§ DATA FOR PROCESSING:

+===+

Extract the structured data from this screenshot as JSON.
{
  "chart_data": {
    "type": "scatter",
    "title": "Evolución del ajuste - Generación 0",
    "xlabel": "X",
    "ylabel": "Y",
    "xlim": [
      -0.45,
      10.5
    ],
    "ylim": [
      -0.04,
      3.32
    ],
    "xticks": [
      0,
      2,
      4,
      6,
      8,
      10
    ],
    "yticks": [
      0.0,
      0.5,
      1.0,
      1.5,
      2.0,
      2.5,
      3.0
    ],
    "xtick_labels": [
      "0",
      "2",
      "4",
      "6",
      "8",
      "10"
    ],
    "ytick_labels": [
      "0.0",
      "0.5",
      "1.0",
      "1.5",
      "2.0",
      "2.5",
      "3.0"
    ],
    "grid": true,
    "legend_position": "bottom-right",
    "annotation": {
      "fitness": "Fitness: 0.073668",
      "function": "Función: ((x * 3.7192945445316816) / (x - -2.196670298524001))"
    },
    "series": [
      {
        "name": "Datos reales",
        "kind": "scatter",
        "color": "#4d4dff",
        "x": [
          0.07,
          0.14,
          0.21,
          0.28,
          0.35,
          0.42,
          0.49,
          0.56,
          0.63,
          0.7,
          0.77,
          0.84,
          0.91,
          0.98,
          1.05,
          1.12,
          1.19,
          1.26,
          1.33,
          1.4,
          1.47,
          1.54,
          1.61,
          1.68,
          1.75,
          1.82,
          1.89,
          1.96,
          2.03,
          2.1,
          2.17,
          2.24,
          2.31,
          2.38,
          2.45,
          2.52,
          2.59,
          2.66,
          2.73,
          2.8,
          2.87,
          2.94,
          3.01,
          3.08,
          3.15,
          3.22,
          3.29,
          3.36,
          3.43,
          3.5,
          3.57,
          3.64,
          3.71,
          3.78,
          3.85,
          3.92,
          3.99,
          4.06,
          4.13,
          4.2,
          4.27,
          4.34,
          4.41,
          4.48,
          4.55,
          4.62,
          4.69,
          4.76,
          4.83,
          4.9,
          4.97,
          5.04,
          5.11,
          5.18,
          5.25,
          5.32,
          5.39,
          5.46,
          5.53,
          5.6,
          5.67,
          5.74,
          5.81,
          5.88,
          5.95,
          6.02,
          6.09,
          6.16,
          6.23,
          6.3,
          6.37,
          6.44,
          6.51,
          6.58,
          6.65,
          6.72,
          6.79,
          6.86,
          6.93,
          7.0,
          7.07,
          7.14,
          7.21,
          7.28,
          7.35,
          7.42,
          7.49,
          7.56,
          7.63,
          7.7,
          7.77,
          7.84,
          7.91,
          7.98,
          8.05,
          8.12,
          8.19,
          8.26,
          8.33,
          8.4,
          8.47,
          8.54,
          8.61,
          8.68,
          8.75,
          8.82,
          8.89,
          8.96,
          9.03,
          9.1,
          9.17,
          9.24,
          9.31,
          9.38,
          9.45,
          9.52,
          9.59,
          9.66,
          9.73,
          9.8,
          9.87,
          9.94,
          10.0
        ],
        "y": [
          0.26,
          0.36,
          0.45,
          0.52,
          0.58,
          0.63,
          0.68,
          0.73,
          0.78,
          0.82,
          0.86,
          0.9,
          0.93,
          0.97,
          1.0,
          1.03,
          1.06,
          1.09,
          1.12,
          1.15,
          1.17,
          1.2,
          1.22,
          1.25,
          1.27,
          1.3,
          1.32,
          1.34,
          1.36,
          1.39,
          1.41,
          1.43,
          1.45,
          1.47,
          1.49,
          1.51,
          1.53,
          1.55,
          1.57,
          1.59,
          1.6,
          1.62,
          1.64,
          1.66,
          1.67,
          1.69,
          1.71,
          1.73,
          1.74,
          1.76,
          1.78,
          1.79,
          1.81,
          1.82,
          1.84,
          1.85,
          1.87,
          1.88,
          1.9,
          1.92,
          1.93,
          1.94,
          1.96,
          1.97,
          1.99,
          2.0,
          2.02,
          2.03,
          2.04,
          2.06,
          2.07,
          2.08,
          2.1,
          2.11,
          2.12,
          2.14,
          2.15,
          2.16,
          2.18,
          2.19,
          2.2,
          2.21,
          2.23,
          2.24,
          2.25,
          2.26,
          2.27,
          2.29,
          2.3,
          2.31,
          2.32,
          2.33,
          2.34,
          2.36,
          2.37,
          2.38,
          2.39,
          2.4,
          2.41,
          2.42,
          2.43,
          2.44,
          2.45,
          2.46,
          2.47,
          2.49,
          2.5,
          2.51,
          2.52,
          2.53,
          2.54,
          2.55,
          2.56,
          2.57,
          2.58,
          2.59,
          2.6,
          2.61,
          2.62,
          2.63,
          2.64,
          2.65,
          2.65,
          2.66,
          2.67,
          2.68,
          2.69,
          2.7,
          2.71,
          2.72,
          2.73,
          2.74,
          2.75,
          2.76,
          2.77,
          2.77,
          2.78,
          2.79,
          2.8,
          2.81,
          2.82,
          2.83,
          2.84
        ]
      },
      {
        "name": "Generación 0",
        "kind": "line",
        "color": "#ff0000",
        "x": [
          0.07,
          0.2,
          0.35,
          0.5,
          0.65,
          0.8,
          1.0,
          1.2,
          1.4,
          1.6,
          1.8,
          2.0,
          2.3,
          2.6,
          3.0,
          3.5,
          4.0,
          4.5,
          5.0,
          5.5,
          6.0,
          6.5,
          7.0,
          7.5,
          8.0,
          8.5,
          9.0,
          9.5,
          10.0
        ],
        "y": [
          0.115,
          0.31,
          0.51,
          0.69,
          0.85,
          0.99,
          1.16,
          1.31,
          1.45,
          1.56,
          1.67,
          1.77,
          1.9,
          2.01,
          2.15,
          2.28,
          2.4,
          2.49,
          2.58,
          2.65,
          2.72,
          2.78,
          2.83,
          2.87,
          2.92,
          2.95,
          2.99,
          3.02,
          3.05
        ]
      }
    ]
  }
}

+===+

Reproduce the data in its entirety, matching each character.

§ TASK ANSWER:
Extract the structured data from this screenshot as JSON.
{
  "chart_data": {
    "type": "scatter",
    "title": "Evolución del ajuste - Generación 0",
    "xlabel": "X",
    "ylabel": "Y",
    "xlim": [
      -0.45,
      10.5
    ],
    "ylim": [
      -0.04,
      3.32
    ],
    "xticks": [
      0,
      2,
      4,
      6,
      8,
      10
    ],
    "yticks": [
      0.0,
      0.5,
      1.0,
      1.5,
      2.0,
      2.5,
      3.0
    ],
    "xtick_labels": [
      "0",
      "2",
      "4",
      "6",
      "8",
      "10"
    ],
    "ytick_labels": [
      "0.0",
      "0.5",
      "1.0",
      "1.5",
      "2.0",
      "2.5",
      "3.0"
    ],
    "grid": true,
    "legend_position": "bottom-right",
    "annotation": {
      "fitness": "Fitness: 0.073668",
      "function": "Función: ((x * 3.7192945445316816) / (x - -2.196670298524001))"
    },
    "series": [
      {
        "name": "Datos reales",
        "kind": "scatter",
        "color": "#4d4dff",
        "x": [
          0.07,
          0.14,
          0.21,
          0.28,
          0.35,
          0.42,
          0.49,
          0.56,
          0.63,
          0.7,
          0.77,
          0.84,
          0.91,
          0.98,
          1.05,
          1.12,
          1.19,
          1.26,
          1.33,
          1.4,
          1.47,
          1.54,
          1.61,
          1.68,
          1.75,
          1.82,
          1.89,
          1.96,
          2.03,
          2.1,
          2.17,
          2.24,
          2.31,
          2.38,
          2.45,
          2.52,
          2.59,
          2.66,
          2.73,
          2.8,
          2.87,
          2.94,
          3.01,
          3.08,
          3.15,
          3.22,
          3.29,
          3.36,
          3.43,
          3.5,
          3.57,
          3.64,
          3.71,
          3.78,
          3.85,
          3.92,
          3.99,
          4.06,
          4.13,
          4.2,
          4.27,
          4.34,
          4.41,
          4.48,
          4.55,
          4.62,
          4.69,
          4.76,
          4.83,
          4.9,
          4.97,
          5.04,
          5.11,
          5.18,
          5.25,
          5.32,
          5.39,
          5.46,
          5.53,
          5.6,
          5.67,
          5.74,
          5.81,
          5.88,
          5.95,
          6.02,
          6.09,
          6.16,
          6.23,
          6.3,
          6.37,
          6.44,
          6.51,
          6.58,
          6.65,
          6.72,
          6.79,
          6.86,
          6.93,
          7.0,
          7.07,
          7.14,
          7.21,
          7.28,
          7.35,
          7.42,
          7.49,
          7.56,
          7.63,
          7.7,
          7.77,
          7.84,
          7.91,
          7.98,
          8.05,
          8.12,
          8.19,
          8.26,
          8.33,
          8.4,
          8.47,
          8.54,
          8.61,
          8.68,
          8.75,
          8.82,
          8.89,
          8.96,
          9.03,
          9.1,
          9.17,
          9.24,
          9.31,
          9.38,
          9.45,
          9.52,
          9.59,
          9.66,
          9.73,
          9.8,
          9.87,
          9.94,
          10.0
        ],
        "y": [
          0.26,
          0.36,
          0.45,
          0.52,
          0.58,
          0.63,
          0.68,
          0.73,
          0.78,
          0.82,
          0.86,
          0.9,
          0.93,
          0.97,
          1.0,
          1.03,
          1.06,
          1.09,
          1.12,
          1.15,
          1.17,
          1.2,
          1.22,
          1.25,
          1.27,
          1.3,
          1.32,
          1.34,
          1.36,
          1.39,
          1.41,
          1.43,
          1.45,
          1.47,
          1.49,
          1.51,
          1.53,
          1.55,
          1.57,
          1.59,
          1.6,
          1.62,
          1.64,
          1.66,
          1.67,
          1.69,
          1.71,
          1.73,
          1.74,
          1.76,
          1.78,
          1.79,
          1.81,
          1.82,
          1.84,
          1.85,
          1.87,
          1.88,
          1.9,
          1.92,
          1.93,
          1.94,
          1.96,
          1.97,
          1.99,
          2.0,
          2.02,
          2.03,
          2.04,
          2.06,
          2.07,
          2.08,
          2.1,
          2.11,
          2.12,
          2.14,
          2.15,
          2.16,
          2.18,
          2.19,
          2.2,
          2.21,
          2.23,
          2.24,
          2.25,
          2.26,
          2.27,
          2.29,
          2.3,
          2.31,
          2.32,
          2.33,
          2.34,
          2.36,
          2.37,
          2.38,
          2.39,
          2.4,
          2.41,
          2.42,
          2.43,
          2.44,
          2.45,
          2.46,
          2.47,
          2.49,
          2.5,
          2.51,
          2.52,
          2.53,
          2.54,
          2.55,
          2.56,
          2.57,
          2.58,
          2.59,
          2.6,
          2.61,
          2.62,
          2.63,
          2.64,
          2.65,
          2.65,
          2.66,
          2.67,
          2.68,
          2.69,
          2.7,
          2.71,
          2.72,
          2.73,
          2.74,
          2.75,
          2.76,
          2.77,
          2.77,
          2.78,
          2.79,
          2.8,
          2.81,
          2.82,
          2.83,
          2.84
        ]
      },
      {
        "name": "Generación 0",
        "kind": "line",
        "color": "#ff0000",
        "x": [
          0.07,
          0.2,
          0.35,
          0.5,
          0.65,
          0.8,
          1.0,
          1.2,
          1.4,
          1.6,
          1.8,
          2.0,
          2.3,
          2.6,
          3.0,
          3.5,
          4.0,
          4.5,
          5.0,
          5.5,
          6.0,
          6.5,
          7.0,
          7.5,
          8.0,
          8.5,
          9.0,
          9.5,
          10.0
        ],
        "y": [
          0.115,
          0.31,
          0.51,
          0.69,
          0.85,
          0.99,
          1.16,
          1.31,
          1.45,
          1.56,
          1.67,
          1.77,
          1.9,
          2.01,
          2.15,
          2.28,
          2.4,
          2.49,
          2.58,
          2.65,
          2.72,
          2.78,
          2.83,
          2.87,
          2.92,
          2.95,
          2.99,
          3.02,
          3.05
        ]
      }
    ]
  }
}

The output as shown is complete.